* _Instructions to follow_:
Reproduce all of the listing below without alteration.
※
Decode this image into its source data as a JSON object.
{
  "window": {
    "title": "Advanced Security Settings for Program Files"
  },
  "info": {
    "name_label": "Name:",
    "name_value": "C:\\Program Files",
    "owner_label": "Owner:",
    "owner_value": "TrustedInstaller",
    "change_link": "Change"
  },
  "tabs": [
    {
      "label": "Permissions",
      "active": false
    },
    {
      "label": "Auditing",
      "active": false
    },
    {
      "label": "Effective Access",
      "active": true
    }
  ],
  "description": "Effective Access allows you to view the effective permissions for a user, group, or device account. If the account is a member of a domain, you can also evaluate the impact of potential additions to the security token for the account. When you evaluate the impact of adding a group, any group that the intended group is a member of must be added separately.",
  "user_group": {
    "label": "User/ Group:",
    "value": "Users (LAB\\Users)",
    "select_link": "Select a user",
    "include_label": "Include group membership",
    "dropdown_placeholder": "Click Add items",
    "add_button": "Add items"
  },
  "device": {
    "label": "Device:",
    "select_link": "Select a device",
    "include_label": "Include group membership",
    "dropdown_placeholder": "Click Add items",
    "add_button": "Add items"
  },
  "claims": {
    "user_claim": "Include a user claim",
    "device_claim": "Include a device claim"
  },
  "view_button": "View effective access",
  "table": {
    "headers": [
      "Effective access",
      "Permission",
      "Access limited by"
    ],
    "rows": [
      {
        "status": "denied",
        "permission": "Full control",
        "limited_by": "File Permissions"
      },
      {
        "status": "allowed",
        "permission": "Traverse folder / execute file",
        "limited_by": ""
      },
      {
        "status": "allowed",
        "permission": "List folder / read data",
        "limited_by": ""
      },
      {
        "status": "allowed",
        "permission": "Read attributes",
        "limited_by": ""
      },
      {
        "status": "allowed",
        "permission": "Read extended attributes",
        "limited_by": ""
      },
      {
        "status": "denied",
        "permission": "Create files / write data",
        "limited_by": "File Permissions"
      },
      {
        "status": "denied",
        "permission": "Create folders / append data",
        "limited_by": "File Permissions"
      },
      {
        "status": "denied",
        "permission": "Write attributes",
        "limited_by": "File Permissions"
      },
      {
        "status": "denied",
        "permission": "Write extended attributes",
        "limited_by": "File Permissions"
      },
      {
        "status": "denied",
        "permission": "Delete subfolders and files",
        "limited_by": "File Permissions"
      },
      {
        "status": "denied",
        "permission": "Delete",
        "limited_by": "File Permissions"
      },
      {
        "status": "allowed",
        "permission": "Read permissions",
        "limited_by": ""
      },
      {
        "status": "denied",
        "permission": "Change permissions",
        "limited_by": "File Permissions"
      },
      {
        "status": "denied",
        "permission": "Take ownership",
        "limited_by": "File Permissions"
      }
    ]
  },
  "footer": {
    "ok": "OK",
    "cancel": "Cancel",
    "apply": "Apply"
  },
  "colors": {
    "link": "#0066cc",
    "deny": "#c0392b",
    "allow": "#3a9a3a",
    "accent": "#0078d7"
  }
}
※
* _The response_:
Decode this image into its source data as a JSON object.
{
  "window": {
    "title": "Advanced Security Settings for Program Files"
  },
  "info": {
    "name_label": "Name:",
    "name_value": "C:\\Program Files",
    "owner_label": "Owner:",
    "owner_value": "TrustedInstaller",
    "change_link": "Change"
  },
  "tabs": [
    {
      "label": "Permissions",
      "active": false
    },
    {
      "label": "Auditing",
      "active": false
    },
    {
      "label": "Effective Access",
      "active": true
    }
  ],
  "description": "Effective Access allows you to view the effective permissions for a user, group, or device account. If the account is a member of a domain, you can also evaluate the impact of potential additions to the security token for the account. When you evaluate the impact of adding a group, any group that the intended group is a member of must be added separately.",
  "user_group": {
    "label": "User/ Group:",
    "value": "Users (LAB\\Users)",
    "select_link": "Select a user",
    "include_label": "Include group membership",
    "dropdown_placeholder": "Click Add items",
    "add_button": "Add items"
  },
  "device": {
    "label": "Device:",
    "select_link": "Select a device",
    "include_label": "Include group membership",
    "dropdown_placeholder": "Click Add items",
    "add_button": "Add items"
  },
  "claims": {
    "user_claim": "Include a user claim",
    "device_claim": "Include a device claim"
  },
  "view_button": "View effective access",
  "table": {
    "headers": [
      "Effective access",
      "Permission",
      "Access limited by"
    ],
    "rows": [
      {
        "status": "denied",
        "permission": "Full control",
        "limited_by": "File Permissions"
      },
      {
        "status": "allowed",
        "permission": "Traverse folder / execute file",
        "limited_by": ""
      },
      {
        "status": "allowed",
        "permission": "List folder / read data",
        "limited_by": ""
      },
      {
        "status": "allowed",
        "permission": "Read attributes",
        "limited_by": ""
      },
      {
        "status": "allowed",
        "permission": "Read extended attributes",
        "limited_by": ""
      },
      {
        "status": "denied",
        "permission": "Create files / write data",
        "limited_by": "File Permissions"
      },
      {
        "status": "denied",
        "permission": "Create folders / append data",
        "limited_by": "File Permissions"
      },
      {
        "status": "denied",
        "permission": "Write attributes",
        "limited_by": "File Permissions"
      },
      {
        "status": "denied",
        "permission": "Write extended attributes",
        "limited_by": "File Permissions"
      },
      {
        "status": "denied",
        "permission": "Delete subfolders and files",
        "limited_by": "File Permissions"
      },
      {
        "status": "denied",
        "permission": "Delete",
        "limited_by": "File Permissions"
      },
      {
        "status": "allowed",
        "permission": "Read permissions",
        "limited_by": ""
      },
      {
        "status": "denied",
        "permission": "Change permissions",
        "limited_by": "File Permissions"
      },
      {
        "status": "denied",
        "permission": "Take ownership",
        "limited_by": "File Permissions"
      }
    ]
  },
  "footer": {
    "ok": "OK",
    "cancel": "Cancel",
    "apply": "Apply"
  },
  "colors": {
    "link": "#0066cc",
    "deny": "#c0392b",
    "allow": "#3a9a3a",
    "accent": "#0078d7"
  }
}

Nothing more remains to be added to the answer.